◆ **Aim**: Return every line below as is, leaving out the pictures.

◆ **Dataset extract**:
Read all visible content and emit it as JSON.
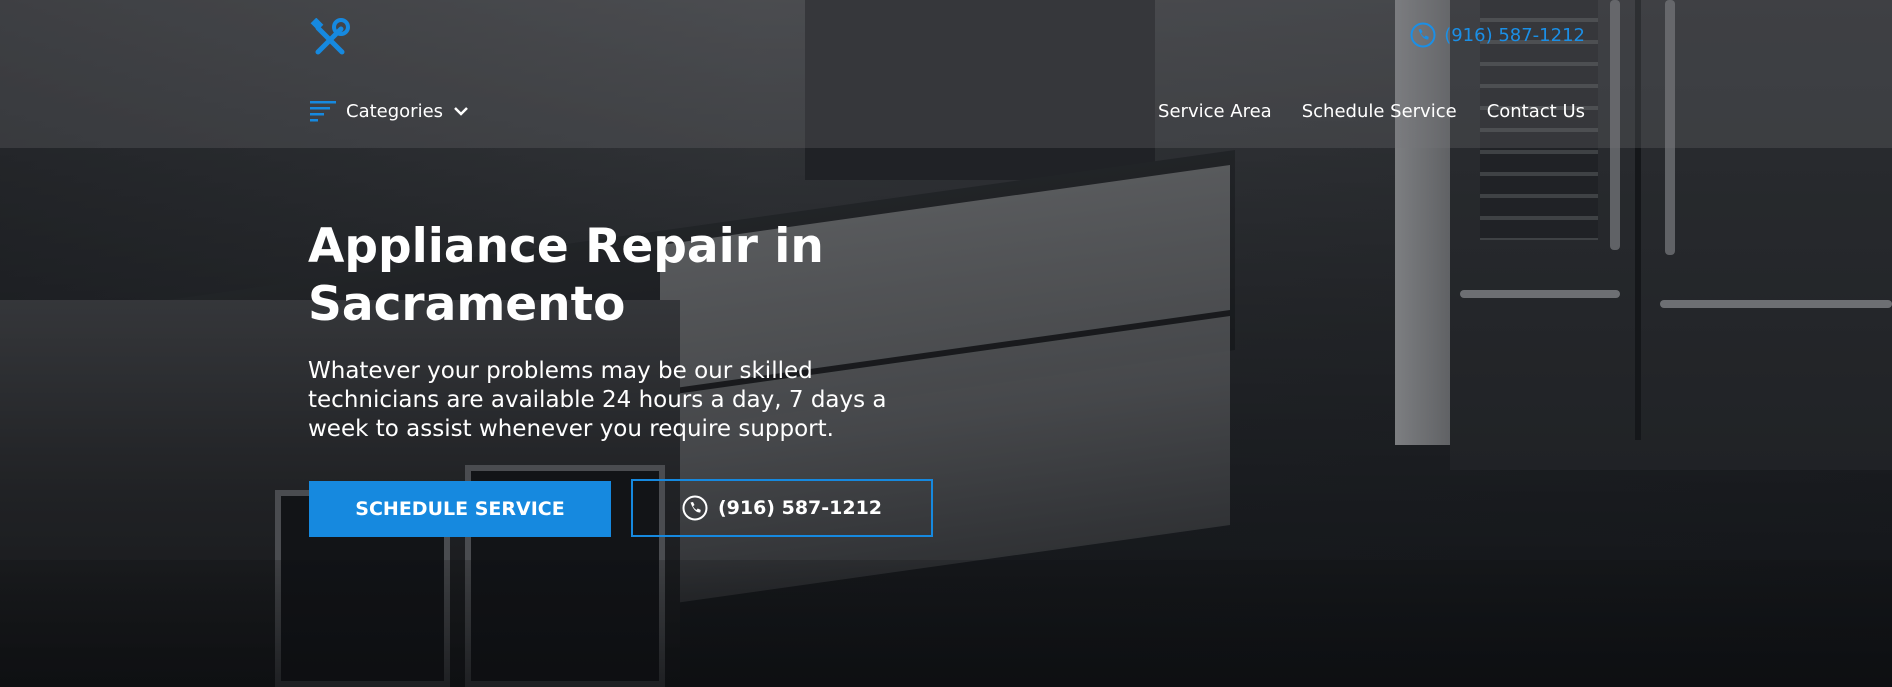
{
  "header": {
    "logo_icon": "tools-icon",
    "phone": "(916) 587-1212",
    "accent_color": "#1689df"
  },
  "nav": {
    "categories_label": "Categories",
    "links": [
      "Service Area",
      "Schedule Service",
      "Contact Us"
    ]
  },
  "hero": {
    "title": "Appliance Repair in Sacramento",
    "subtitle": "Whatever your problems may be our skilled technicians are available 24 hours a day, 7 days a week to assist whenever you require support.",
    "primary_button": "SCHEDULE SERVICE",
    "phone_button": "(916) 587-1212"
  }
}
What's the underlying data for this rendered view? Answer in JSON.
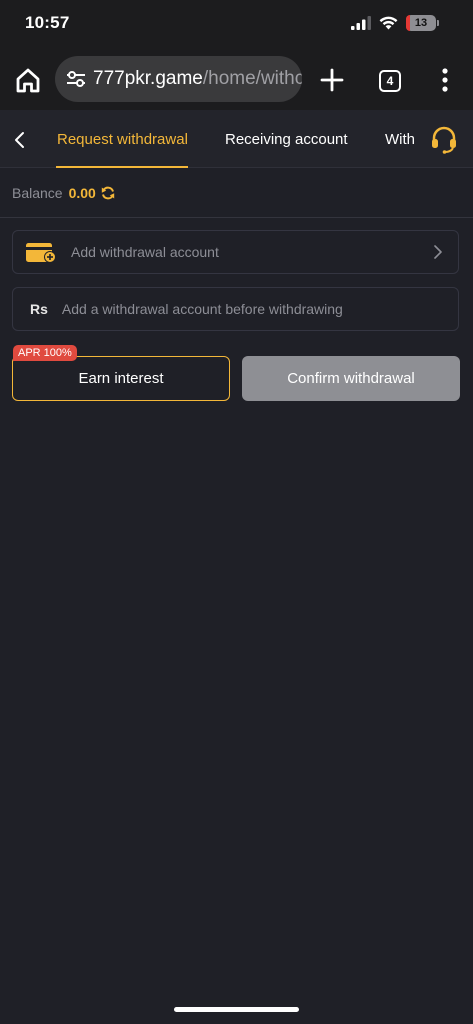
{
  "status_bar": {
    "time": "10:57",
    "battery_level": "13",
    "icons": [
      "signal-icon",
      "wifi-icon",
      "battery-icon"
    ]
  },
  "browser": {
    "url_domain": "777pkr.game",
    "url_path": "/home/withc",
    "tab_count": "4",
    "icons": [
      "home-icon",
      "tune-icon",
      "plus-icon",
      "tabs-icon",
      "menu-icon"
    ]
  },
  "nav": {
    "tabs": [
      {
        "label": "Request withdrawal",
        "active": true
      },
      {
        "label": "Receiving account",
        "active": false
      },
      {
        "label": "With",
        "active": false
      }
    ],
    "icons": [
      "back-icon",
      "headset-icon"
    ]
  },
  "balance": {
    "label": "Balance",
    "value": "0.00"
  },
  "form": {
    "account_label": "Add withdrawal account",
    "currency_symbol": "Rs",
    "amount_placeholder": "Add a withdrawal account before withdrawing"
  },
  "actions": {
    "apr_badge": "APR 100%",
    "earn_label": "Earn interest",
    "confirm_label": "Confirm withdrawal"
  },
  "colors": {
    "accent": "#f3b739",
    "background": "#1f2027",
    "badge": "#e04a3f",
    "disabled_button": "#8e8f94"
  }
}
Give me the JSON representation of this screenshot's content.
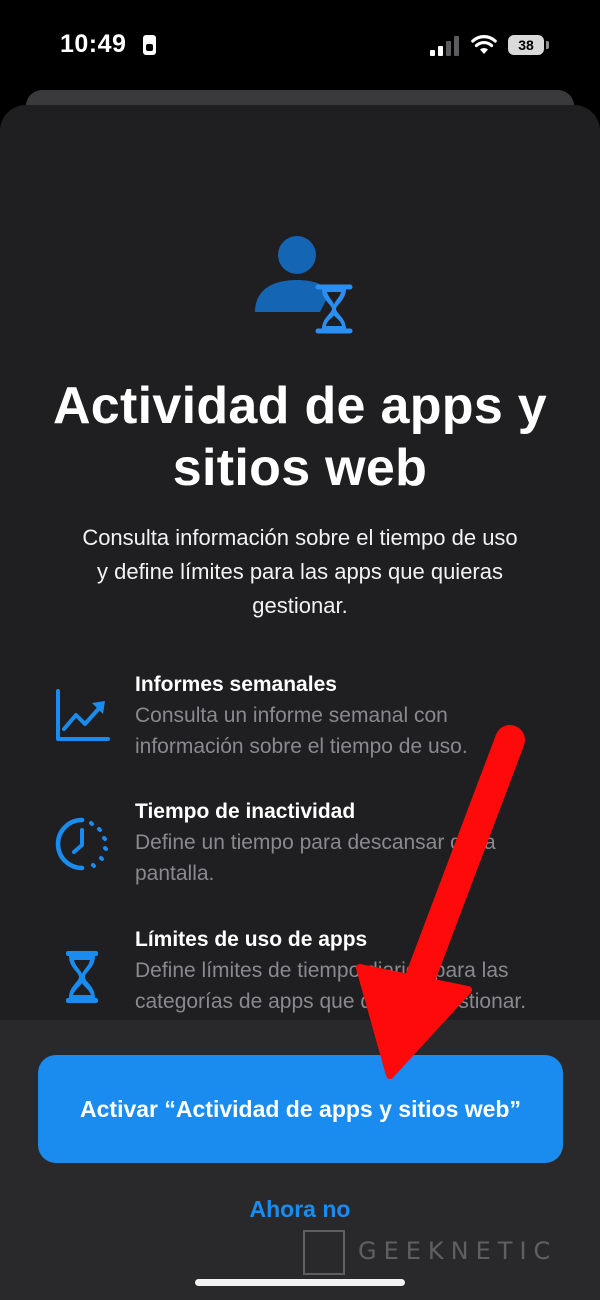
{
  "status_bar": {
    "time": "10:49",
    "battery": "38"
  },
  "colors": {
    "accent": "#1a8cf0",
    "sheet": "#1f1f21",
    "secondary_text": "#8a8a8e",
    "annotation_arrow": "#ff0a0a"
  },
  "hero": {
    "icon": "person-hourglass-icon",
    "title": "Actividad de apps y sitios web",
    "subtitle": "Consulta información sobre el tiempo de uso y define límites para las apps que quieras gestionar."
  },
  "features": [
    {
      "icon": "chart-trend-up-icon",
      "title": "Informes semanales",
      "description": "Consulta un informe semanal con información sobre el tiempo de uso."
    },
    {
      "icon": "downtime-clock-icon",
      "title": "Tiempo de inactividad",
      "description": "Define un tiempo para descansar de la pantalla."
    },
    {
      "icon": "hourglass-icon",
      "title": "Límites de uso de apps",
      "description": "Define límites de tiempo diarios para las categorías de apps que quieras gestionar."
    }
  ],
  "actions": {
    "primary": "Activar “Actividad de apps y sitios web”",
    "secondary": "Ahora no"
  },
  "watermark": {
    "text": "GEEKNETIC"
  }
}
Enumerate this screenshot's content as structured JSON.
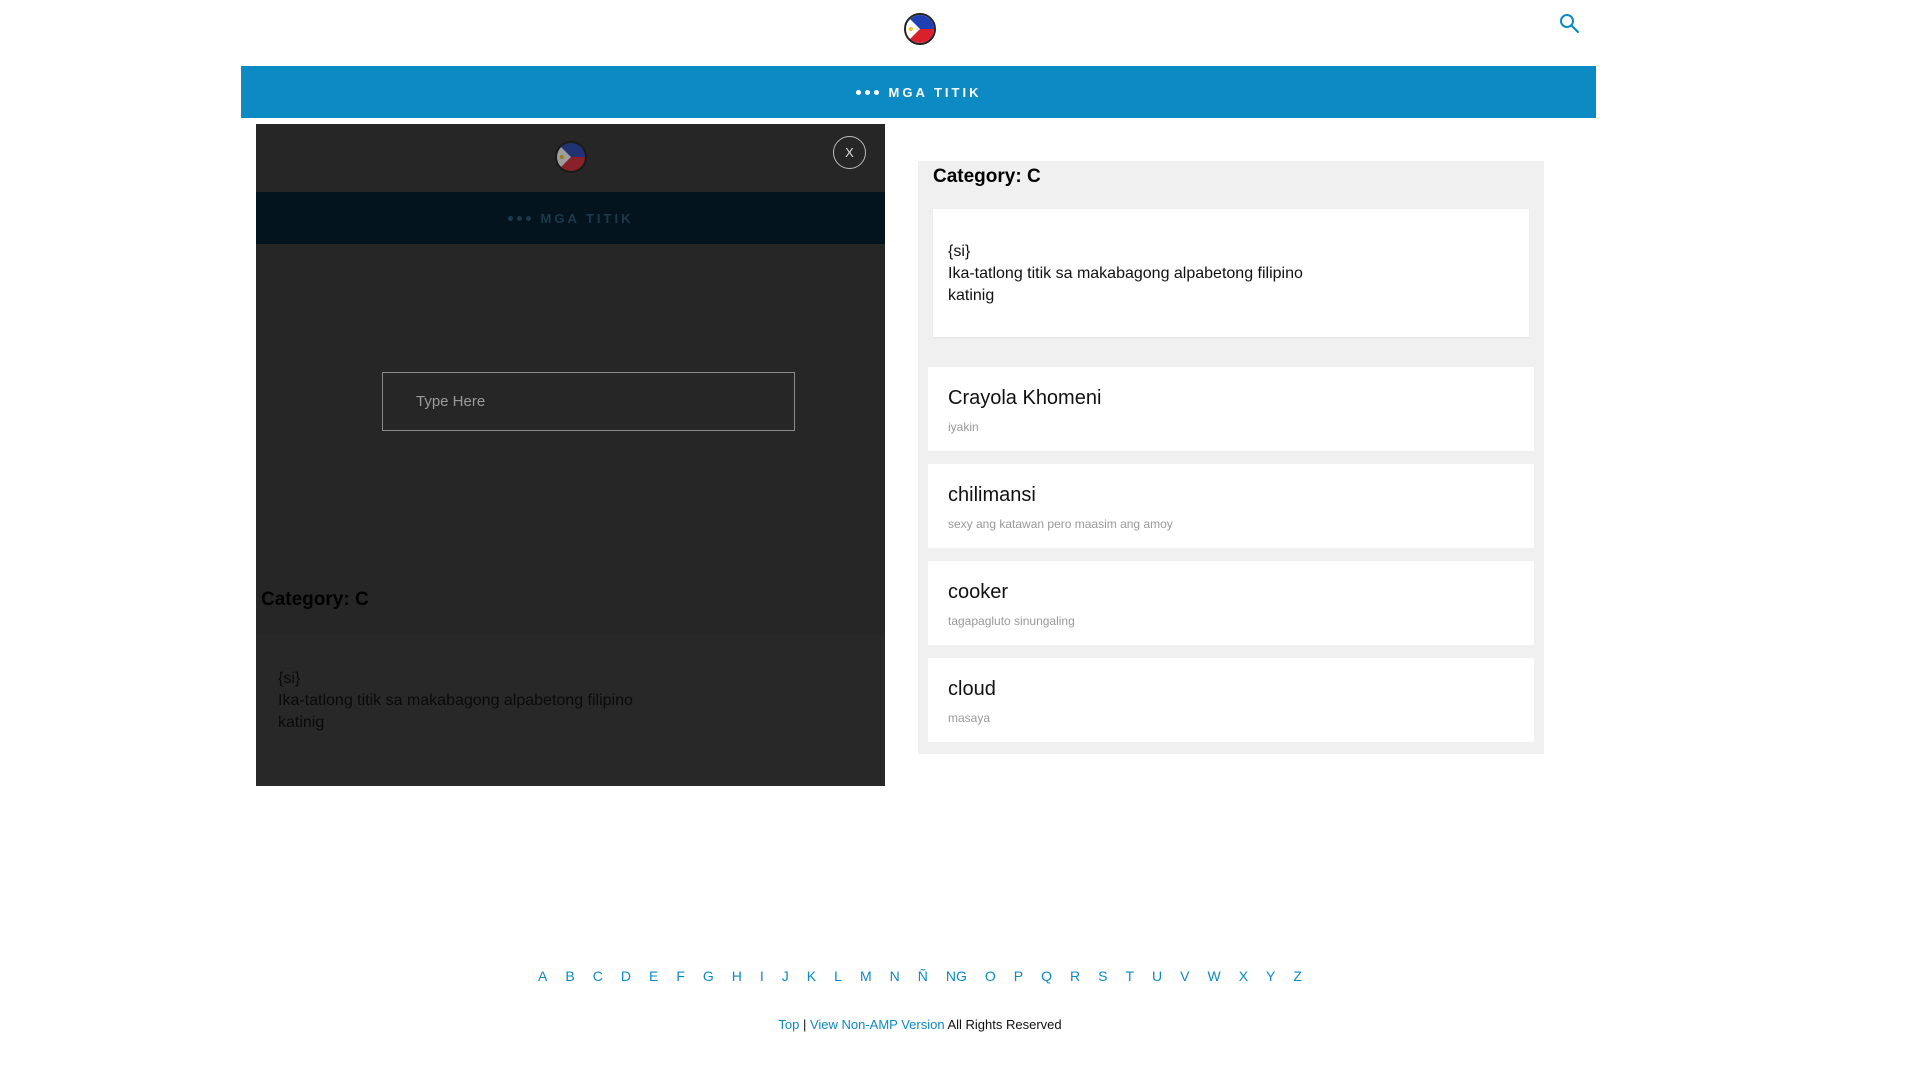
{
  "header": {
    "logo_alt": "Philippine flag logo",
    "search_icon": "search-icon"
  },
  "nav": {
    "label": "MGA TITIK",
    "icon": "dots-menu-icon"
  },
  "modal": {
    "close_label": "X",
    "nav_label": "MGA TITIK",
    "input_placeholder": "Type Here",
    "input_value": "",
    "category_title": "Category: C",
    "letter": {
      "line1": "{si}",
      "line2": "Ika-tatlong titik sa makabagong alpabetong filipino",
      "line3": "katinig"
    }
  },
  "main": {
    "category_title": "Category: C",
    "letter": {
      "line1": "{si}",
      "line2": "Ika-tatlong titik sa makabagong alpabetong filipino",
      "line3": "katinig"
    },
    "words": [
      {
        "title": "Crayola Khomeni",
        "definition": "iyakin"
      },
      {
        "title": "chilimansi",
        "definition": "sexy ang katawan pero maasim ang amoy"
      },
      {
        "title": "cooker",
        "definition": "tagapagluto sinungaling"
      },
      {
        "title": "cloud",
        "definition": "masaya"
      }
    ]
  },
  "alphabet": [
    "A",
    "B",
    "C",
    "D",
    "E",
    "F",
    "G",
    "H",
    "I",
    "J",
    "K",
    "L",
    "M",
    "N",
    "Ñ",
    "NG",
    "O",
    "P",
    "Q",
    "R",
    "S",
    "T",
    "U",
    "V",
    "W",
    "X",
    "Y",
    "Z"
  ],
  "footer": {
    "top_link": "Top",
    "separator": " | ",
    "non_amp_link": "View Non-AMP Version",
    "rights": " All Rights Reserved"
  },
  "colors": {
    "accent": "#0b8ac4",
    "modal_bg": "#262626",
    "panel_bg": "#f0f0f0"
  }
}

◆ **The completed task**:
Read all visible content and emit it as JSON.
{
  "header": {
    "logo_icon": "tools-icon",
    "phone": "(916) 587-1212",
    "accent_color": "#1689df"
  },
  "nav": {
    "categories_label": "Categories",
    "links": [
      "Service Area",
      "Schedule Service",
      "Contact Us"
    ]
  },
  "hero": {
    "title": "Appliance Repair in Sacramento",
    "subtitle": "Whatever your problems may be our skilled technicians are available 24 hours a day, 7 days a week to assist whenever you require support.",
    "primary_button": "SCHEDULE SERVICE",
    "phone_button": "(916) 587-1212"
  }
}
What's the underlying data for this rendered view? Answer in JSON.
{
  "status_bar": {
    "time": "10:57",
    "battery_level": "13",
    "icons": [
      "signal-icon",
      "wifi-icon",
      "battery-icon"
    ]
  },
  "browser": {
    "url_domain": "777pkr.game",
    "url_path": "/home/withc",
    "tab_count": "4",
    "icons": [
      "home-icon",
      "tune-icon",
      "plus-icon",
      "tabs-icon",
      "menu-icon"
    ]
  },
  "nav": {
    "tabs": [
      {
        "label": "Request withdrawal",
        "active": true
      },
      {
        "label": "Receiving account",
        "active": false
      },
      {
        "label": "With",
        "active": false
      }
    ],
    "icons": [
      "back-icon",
      "headset-icon"
    ]
  },
  "balance": {
    "label": "Balance",
    "value": "0.00"
  },
  "form": {
    "account_label": "Add withdrawal account",
    "currency_symbol": "Rs",
    "amount_placeholder": "Add a withdrawal account before withdrawing"
  },
  "actions": {
    "apr_badge": "APR 100%",
    "earn_label": "Earn interest",
    "confirm_label": "Confirm withdrawal"
  },
  "colors": {
    "accent": "#f3b739",
    "background": "#1f2027",
    "badge": "#e04a3f",
    "disabled_button": "#8e8f94"
  }
}
Give me the JSON representation of this screenshot's content.
{
  "status_bar": {
    "time": "10:49",
    "battery": "38"
  },
  "colors": {
    "accent": "#1a8cf0",
    "sheet": "#1f1f21",
    "secondary_text": "#8a8a8e",
    "annotation_arrow": "#ff0a0a"
  },
  "hero": {
    "icon": "person-hourglass-icon",
    "title": "Actividad de apps y sitios web",
    "subtitle": "Consulta información sobre el tiempo de uso y define límites para las apps que quieras gestionar."
  },
  "features": [
    {
      "icon": "chart-trend-up-icon",
      "title": "Informes semanales",
      "description": "Consulta un informe semanal con información sobre el tiempo de uso."
    },
    {
      "icon": "downtime-clock-icon",
      "title": "Tiempo de inactividad",
      "description": "Define un tiempo para descansar de la pantalla."
    },
    {
      "icon": "hourglass-icon",
      "title": "Límites de uso de apps",
      "description": "Define límites de tiempo diarios para las categorías de apps que quieras gestionar."
    }
  ],
  "actions": {
    "primary": "Activar “Actividad de apps y sitios web”",
    "secondary": "Ahora no"
  },
  "watermark": {
    "text": "GEEKNETIC"
  }
}
Enumerate this screenshot's content as structured JSON.
{
  "header": {
    "logo_alt": "Philippine flag logo",
    "search_icon": "search-icon"
  },
  "nav": {
    "label": "MGA TITIK",
    "icon": "dots-menu-icon"
  },
  "modal": {
    "close_label": "X",
    "nav_label": "MGA TITIK",
    "input_placeholder": "Type Here",
    "input_value": "",
    "category_title": "Category: C",
    "letter": {
      "line1": "{si}",
      "line2": "Ika-tatlong titik sa makabagong alpabetong filipino",
      "line3": "katinig"
    }
  },
  "main": {
    "category_title": "Category: C",
    "letter": {
      "line1": "{si}",
      "line2": "Ika-tatlong titik sa makabagong alpabetong filipino",
      "line3": "katinig"
    },
    "words": [
      {
        "title": "Crayola Khomeni",
        "definition": "iyakin"
      },
      {
        "title": "chilimansi",
        "definition": "sexy ang katawan pero maasim ang amoy"
      },
      {
        "title": "cooker",
        "definition": "tagapagluto sinungaling"
      },
      {
        "title": "cloud",
        "definition": "masaya"
      }
    ]
  },
  "alphabet": [
    "A",
    "B",
    "C",
    "D",
    "E",
    "F",
    "G",
    "H",
    "I",
    "J",
    "K",
    "L",
    "M",
    "N",
    "Ñ",
    "NG",
    "O",
    "P",
    "Q",
    "R",
    "S",
    "T",
    "U",
    "V",
    "W",
    "X",
    "Y",
    "Z"
  ],
  "footer": {
    "top_link": "Top",
    "separator": " | ",
    "non_amp_link": "View Non-AMP Version",
    "rights": " All Rights Reserved"
  },
  "colors": {
    "accent": "#0b8ac4",
    "modal_bg": "#262626",
    "panel_bg": "#f0f0f0"
  }
}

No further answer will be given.